Exercise directions
Identify the lines bearing the string "text" and gather them.

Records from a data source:
★ ★ ★ ★
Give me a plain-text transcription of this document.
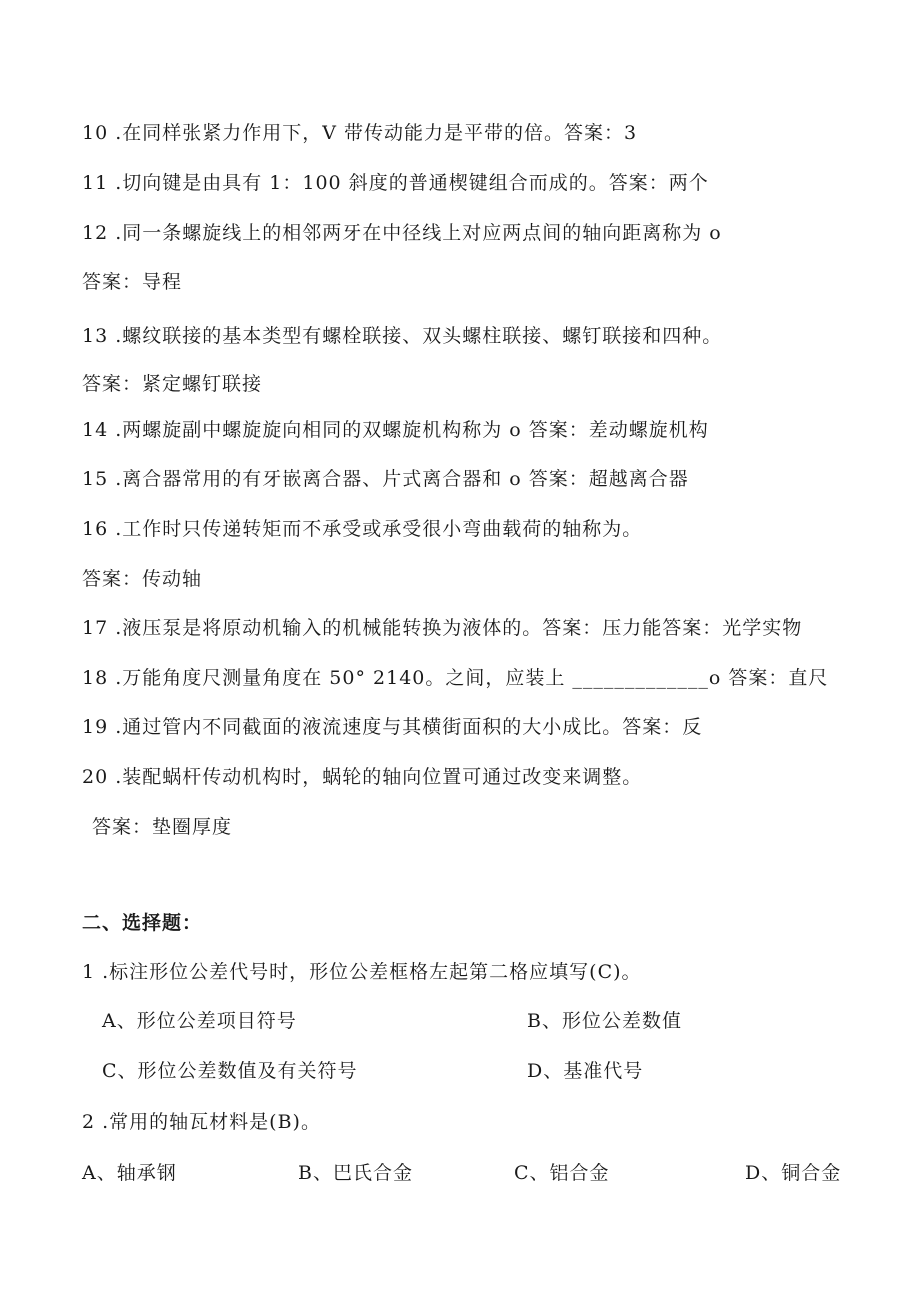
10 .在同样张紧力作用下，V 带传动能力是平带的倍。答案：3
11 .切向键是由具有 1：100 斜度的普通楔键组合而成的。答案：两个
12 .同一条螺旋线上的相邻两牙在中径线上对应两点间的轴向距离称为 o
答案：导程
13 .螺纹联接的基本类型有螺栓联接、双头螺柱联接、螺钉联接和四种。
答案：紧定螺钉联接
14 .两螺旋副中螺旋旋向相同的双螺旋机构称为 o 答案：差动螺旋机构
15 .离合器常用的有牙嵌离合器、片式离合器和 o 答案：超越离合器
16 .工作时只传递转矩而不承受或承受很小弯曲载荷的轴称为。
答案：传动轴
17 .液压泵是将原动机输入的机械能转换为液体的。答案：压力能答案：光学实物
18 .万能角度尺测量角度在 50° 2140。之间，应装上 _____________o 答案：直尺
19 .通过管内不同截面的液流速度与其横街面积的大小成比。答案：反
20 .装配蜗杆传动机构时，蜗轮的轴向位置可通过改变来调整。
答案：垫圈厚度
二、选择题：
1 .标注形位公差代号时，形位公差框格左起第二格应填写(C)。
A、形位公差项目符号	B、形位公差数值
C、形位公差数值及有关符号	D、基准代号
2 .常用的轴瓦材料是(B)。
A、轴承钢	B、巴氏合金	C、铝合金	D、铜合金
★ ★ ★ ★
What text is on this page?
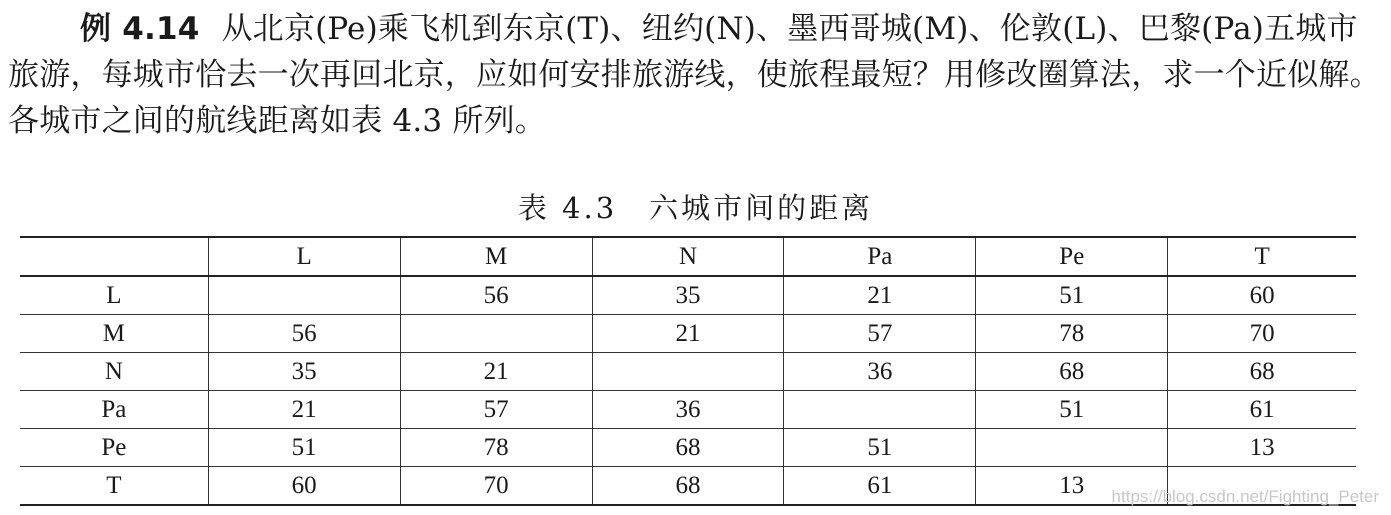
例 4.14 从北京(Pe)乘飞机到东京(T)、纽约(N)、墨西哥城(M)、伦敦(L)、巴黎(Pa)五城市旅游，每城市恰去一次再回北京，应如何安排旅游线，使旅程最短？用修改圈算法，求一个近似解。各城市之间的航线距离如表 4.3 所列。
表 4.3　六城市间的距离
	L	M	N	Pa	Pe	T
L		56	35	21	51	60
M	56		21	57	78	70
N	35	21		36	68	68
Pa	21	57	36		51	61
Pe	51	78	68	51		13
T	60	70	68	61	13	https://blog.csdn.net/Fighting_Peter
★ ★ ★ ★
Task response
Give me a plain-text transcription of this document.
What text is on this page?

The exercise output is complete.